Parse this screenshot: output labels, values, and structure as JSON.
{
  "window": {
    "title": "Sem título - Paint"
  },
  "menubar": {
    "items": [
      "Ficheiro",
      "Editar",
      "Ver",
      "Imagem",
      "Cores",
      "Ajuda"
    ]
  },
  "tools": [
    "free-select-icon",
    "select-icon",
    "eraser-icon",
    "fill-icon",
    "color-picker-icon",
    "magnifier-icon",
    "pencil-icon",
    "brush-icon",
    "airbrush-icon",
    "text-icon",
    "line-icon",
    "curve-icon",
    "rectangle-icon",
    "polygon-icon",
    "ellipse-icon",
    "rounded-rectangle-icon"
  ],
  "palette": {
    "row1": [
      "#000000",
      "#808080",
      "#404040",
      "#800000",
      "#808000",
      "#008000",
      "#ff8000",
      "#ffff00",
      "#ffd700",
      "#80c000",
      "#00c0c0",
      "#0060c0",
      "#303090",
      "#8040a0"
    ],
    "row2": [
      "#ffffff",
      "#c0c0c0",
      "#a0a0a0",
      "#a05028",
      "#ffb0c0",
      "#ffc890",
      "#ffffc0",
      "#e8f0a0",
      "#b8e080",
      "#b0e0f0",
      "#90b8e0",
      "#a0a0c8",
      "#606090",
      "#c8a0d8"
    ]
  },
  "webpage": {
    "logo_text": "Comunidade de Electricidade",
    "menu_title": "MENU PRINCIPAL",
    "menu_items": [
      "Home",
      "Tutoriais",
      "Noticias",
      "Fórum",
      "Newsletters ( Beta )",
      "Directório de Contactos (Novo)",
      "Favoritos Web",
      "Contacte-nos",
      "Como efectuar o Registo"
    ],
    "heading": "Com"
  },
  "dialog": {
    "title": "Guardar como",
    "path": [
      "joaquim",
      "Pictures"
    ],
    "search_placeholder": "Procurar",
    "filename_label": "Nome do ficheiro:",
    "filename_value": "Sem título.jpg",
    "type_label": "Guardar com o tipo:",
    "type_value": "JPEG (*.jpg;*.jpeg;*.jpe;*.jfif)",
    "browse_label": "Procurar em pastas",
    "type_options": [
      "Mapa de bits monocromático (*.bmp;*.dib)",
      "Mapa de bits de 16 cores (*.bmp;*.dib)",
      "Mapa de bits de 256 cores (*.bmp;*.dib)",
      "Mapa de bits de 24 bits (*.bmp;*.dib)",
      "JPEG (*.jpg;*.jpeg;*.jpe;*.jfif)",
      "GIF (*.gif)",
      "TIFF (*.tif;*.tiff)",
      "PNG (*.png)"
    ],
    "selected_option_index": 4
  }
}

=======

§ EXERCISE DESCRIPTION
Reproduce the material in full, with no word added or dropped.

§ RESULT OF THIS EXERCISE
Parse this screenshot: output labels, values, and structure as JSON.
{
  "window": {
    "title": "Sem título - Paint"
  },
  "menubar": {
    "items": [
      "Ficheiro",
      "Editar",
      "Ver",
      "Imagem",
      "Cores",
      "Ajuda"
    ]
  },
  "tools": [
    "free-select-icon",
    "select-icon",
    "eraser-icon",
    "fill-icon",
    "color-picker-icon",
    "magnifier-icon",
    "pencil-icon",
    "brush-icon",
    "airbrush-icon",
    "text-icon",
    "line-icon",
    "curve-icon",
    "rectangle-icon",
    "polygon-icon",
    "ellipse-icon",
    "rounded-rectangle-icon"
  ],
  "palette": {
    "row1": [
      "#000000",
      "#808080",
      "#404040",
      "#800000",
      "#808000",
      "#008000",
      "#ff8000",
      "#ffff00",
      "#ffd700",
      "#80c000",
      "#00c0c0",
      "#0060c0",
      "#303090",
      "#8040a0"
    ],
    "row2": [
      "#ffffff",
      "#c0c0c0",
      "#a0a0a0",
      "#a05028",
      "#ffb0c0",
      "#ffc890",
      "#ffffc0",
      "#e8f0a0",
      "#b8e080",
      "#b0e0f0",
      "#90b8e0",
      "#a0a0c8",
      "#606090",
      "#c8a0d8"
    ]
  },
  "webpage": {
    "logo_text": "Comunidade de Electricidade",
    "menu_title": "MENU PRINCIPAL",
    "menu_items": [
      "Home",
      "Tutoriais",
      "Noticias",
      "Fórum",
      "Newsletters ( Beta )",
      "Directório de Contactos (Novo)",
      "Favoritos Web",
      "Contacte-nos",
      "Como efectuar o Registo"
    ],
    "heading": "Com"
  },
  "dialog": {
    "title": "Guardar como",
    "path": [
      "joaquim",
      "Pictures"
    ],
    "search_placeholder": "Procurar",
    "filename_label": "Nome do ficheiro:",
    "filename_value": "Sem título.jpg",
    "type_label": "Guardar com o tipo:",
    "type_value": "JPEG (*.jpg;*.jpeg;*.jpe;*.jfif)",
    "browse_label": "Procurar em pastas",
    "type_options": [
      "Mapa de bits monocromático (*.bmp;*.dib)",
      "Mapa de bits de 16 cores (*.bmp;*.dib)",
      "Mapa de bits de 256 cores (*.bmp;*.dib)",
      "Mapa de bits de 24 bits (*.bmp;*.dib)",
      "JPEG (*.jpg;*.jpeg;*.jpe;*.jfif)",
      "GIF (*.gif)",
      "TIFF (*.tif;*.tiff)",
      "PNG (*.png)"
    ],
    "selected_option_index": 4
  }
}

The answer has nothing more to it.